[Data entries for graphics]
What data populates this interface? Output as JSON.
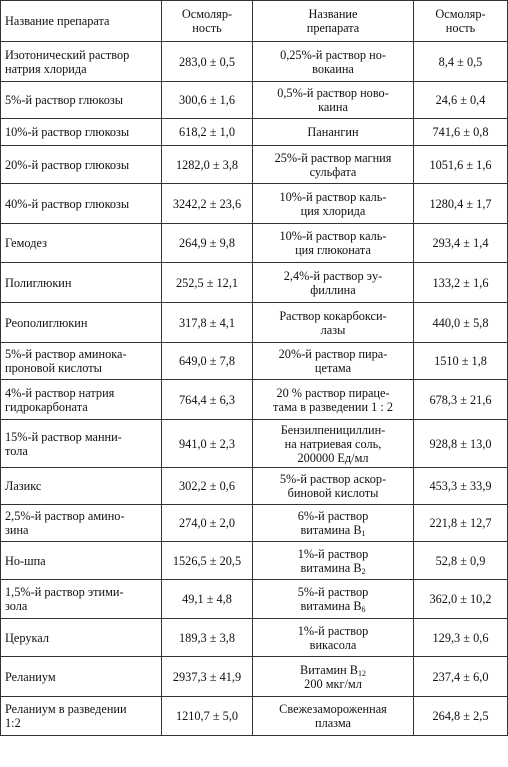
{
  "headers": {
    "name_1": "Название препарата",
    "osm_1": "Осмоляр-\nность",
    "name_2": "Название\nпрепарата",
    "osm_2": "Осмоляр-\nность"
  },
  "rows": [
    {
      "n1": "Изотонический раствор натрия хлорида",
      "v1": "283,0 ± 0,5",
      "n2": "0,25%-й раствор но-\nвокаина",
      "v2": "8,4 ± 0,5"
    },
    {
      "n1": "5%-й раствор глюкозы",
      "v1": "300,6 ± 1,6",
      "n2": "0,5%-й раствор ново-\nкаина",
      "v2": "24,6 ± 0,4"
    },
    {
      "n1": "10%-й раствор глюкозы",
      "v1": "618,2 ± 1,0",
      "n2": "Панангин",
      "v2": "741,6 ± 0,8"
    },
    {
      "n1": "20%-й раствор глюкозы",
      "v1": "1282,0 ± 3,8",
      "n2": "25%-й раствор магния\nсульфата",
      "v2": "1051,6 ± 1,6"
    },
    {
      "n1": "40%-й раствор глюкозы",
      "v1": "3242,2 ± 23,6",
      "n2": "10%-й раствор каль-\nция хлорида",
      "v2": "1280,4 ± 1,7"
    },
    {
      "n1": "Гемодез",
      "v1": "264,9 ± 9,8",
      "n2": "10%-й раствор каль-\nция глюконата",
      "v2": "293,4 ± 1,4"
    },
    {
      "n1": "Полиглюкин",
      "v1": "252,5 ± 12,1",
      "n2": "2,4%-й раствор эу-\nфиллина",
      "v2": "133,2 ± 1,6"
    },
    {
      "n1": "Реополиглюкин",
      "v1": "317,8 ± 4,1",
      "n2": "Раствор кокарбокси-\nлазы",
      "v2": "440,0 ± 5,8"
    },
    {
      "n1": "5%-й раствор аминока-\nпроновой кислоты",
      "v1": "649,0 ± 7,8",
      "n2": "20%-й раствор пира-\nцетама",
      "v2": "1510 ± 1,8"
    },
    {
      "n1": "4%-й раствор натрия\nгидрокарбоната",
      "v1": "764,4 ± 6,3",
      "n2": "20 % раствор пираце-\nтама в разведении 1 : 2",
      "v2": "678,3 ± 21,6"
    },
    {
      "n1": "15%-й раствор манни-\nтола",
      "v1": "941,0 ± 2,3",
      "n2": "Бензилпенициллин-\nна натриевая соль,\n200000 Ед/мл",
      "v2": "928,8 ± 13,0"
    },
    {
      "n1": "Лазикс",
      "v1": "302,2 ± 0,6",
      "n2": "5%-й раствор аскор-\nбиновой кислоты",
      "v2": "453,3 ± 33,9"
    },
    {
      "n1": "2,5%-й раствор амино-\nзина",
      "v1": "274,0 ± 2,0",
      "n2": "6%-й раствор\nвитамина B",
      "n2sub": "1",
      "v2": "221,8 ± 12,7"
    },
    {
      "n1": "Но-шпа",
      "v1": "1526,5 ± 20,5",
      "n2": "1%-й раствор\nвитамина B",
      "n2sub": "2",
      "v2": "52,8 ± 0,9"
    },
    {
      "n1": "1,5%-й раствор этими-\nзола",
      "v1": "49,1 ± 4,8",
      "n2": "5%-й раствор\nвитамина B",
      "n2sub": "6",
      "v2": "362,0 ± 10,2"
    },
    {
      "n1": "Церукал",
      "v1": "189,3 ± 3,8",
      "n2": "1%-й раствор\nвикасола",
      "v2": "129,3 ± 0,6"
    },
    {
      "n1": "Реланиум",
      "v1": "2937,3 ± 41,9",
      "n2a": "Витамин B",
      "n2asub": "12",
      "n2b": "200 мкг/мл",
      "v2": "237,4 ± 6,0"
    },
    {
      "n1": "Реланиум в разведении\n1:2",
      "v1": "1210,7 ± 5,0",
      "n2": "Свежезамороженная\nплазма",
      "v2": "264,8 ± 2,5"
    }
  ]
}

...

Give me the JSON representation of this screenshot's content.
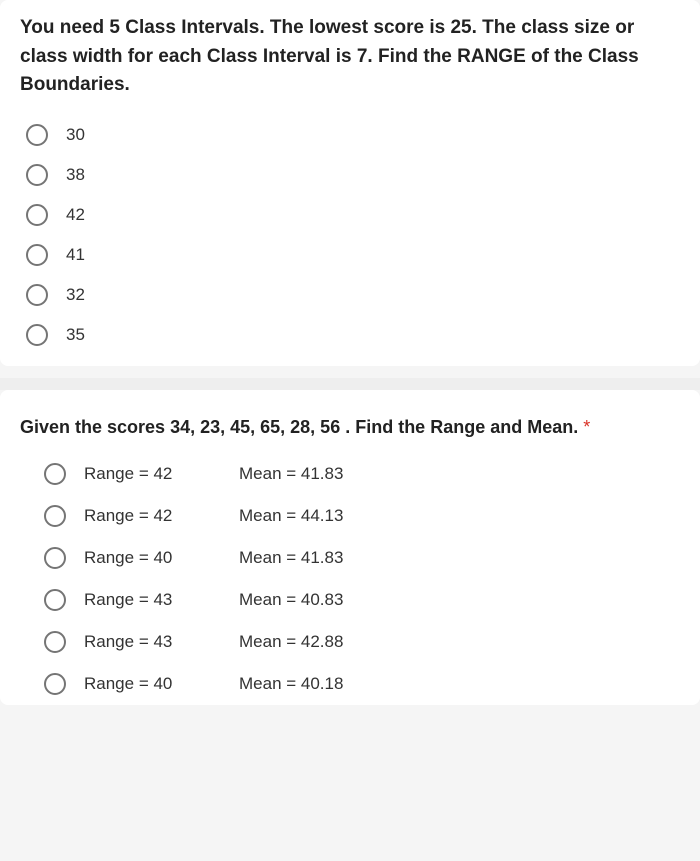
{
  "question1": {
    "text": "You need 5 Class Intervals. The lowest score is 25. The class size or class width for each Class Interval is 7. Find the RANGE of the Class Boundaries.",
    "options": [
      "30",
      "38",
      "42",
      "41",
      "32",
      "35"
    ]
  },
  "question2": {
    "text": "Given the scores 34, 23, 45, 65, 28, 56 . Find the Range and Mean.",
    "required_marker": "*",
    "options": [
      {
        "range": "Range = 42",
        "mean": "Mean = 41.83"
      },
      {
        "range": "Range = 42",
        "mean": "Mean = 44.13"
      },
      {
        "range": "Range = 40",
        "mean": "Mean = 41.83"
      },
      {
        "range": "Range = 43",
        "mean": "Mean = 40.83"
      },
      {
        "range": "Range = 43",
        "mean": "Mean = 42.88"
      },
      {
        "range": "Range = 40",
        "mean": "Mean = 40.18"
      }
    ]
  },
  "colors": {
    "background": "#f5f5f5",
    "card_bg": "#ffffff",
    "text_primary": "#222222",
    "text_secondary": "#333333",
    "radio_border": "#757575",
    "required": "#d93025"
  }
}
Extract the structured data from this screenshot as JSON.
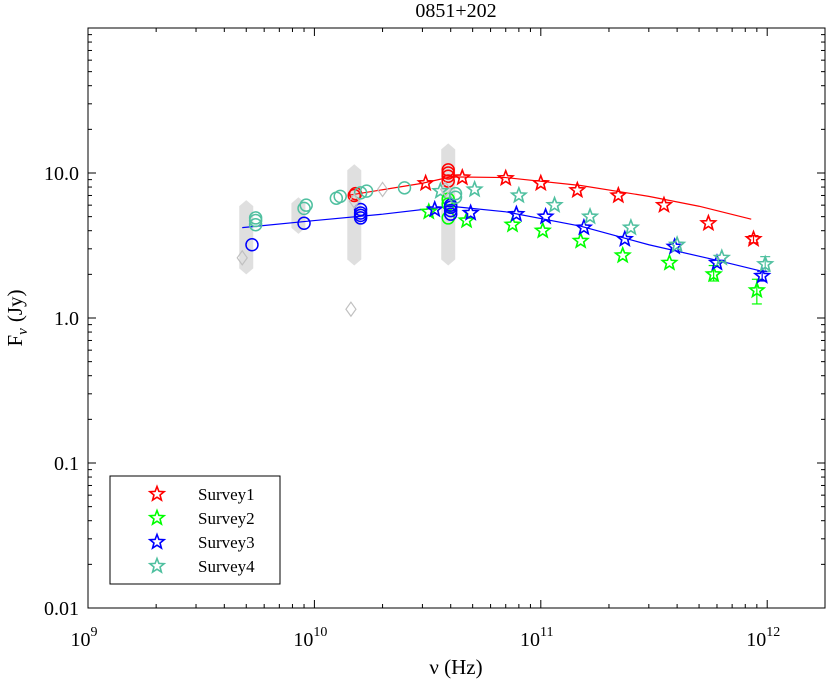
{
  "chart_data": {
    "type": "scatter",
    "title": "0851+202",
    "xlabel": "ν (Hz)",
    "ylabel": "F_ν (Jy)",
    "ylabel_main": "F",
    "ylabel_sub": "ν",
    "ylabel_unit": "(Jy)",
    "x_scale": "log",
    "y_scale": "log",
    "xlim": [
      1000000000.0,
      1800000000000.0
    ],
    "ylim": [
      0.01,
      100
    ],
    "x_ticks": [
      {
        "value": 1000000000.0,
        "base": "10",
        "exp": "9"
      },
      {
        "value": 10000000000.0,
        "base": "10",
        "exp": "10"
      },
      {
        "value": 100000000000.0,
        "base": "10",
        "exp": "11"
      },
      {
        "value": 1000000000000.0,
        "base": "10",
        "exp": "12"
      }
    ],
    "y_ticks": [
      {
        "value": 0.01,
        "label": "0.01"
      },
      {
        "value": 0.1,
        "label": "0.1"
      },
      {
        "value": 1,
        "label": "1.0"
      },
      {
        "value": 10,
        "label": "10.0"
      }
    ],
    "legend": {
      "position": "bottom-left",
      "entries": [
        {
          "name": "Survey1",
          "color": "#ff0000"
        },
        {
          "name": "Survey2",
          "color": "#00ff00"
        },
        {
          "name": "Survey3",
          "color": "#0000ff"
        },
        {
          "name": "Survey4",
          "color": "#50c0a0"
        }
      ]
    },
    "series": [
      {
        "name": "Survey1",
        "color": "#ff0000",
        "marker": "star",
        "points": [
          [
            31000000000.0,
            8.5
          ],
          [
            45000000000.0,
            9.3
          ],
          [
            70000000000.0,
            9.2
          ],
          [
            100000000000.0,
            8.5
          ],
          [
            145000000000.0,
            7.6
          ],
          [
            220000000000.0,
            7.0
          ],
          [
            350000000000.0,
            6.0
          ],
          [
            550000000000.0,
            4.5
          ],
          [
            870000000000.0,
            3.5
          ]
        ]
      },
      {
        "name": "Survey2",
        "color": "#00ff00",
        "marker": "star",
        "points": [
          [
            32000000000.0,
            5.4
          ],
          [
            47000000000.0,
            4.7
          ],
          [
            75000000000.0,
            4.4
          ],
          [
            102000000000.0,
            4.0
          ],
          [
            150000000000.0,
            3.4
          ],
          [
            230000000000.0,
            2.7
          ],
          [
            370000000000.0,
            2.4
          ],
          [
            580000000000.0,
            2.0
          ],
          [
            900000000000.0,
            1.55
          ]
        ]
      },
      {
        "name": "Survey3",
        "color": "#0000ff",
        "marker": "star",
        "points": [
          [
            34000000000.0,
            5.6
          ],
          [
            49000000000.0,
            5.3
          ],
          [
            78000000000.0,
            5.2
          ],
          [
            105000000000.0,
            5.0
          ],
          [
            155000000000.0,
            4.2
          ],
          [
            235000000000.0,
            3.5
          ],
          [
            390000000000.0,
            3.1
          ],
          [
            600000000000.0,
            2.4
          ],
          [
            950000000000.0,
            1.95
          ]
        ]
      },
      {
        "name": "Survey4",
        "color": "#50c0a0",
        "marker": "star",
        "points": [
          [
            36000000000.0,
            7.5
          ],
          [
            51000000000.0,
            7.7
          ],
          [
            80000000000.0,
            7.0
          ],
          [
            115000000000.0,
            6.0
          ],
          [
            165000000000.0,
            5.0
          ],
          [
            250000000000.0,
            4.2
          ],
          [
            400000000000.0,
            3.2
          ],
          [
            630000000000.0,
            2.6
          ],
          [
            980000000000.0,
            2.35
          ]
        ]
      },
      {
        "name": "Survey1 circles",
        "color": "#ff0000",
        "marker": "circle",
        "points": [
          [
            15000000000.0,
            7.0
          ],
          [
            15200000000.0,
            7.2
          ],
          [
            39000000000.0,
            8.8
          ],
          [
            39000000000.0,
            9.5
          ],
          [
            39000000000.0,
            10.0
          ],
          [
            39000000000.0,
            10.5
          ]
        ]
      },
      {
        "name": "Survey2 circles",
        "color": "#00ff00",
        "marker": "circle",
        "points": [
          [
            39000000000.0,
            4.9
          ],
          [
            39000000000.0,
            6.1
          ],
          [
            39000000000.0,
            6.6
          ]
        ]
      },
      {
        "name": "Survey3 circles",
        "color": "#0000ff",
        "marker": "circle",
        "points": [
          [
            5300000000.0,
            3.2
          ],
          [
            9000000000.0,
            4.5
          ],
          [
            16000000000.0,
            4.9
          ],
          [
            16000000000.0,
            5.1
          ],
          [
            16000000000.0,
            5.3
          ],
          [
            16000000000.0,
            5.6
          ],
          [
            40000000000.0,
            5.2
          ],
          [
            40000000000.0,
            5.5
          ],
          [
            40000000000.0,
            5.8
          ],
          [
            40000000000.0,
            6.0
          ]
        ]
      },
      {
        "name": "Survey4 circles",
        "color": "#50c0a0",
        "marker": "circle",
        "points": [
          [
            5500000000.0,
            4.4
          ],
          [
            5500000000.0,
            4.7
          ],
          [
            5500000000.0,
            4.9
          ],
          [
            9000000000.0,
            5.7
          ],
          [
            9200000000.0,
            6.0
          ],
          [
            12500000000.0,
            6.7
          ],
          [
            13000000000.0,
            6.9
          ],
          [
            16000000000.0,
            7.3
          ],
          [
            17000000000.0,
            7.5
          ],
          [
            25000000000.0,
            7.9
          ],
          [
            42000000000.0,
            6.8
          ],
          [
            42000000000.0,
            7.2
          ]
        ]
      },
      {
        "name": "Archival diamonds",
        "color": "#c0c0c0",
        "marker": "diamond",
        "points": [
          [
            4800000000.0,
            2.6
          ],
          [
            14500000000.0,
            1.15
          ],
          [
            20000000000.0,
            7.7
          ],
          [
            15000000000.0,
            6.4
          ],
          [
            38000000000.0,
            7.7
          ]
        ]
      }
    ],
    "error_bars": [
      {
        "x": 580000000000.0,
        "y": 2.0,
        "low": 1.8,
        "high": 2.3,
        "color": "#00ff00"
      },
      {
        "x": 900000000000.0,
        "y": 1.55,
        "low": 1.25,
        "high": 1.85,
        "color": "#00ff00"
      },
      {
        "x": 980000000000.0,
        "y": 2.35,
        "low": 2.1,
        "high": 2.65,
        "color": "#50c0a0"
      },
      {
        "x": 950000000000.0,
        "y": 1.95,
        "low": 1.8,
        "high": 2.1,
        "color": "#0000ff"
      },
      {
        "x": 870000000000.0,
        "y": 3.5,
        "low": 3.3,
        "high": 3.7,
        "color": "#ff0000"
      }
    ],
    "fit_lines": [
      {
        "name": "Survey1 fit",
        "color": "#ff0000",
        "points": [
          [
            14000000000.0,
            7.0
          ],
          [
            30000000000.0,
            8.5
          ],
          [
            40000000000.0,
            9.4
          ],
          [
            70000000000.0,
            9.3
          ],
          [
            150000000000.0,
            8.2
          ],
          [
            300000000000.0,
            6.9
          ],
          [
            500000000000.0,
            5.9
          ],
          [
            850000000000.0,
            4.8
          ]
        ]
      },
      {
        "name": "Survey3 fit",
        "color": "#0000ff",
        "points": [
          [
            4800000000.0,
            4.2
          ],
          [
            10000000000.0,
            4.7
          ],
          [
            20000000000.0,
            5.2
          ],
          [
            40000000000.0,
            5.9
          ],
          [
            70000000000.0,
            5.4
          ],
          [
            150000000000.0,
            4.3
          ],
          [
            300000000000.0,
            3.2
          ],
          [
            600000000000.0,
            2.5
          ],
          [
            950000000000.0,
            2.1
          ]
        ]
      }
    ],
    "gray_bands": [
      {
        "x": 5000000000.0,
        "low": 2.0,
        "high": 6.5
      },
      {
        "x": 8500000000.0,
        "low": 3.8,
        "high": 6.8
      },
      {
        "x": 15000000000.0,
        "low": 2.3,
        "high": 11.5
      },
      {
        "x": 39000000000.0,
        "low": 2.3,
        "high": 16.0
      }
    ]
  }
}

**Exercise aim:** Look through the entries and return every line where "разведении" appears.

**Written solution:**
      "n2": "20 % раствор пираце-\nтама в разведении 1 : 2",
      "n1": "Реланиум в разведении\n1:2",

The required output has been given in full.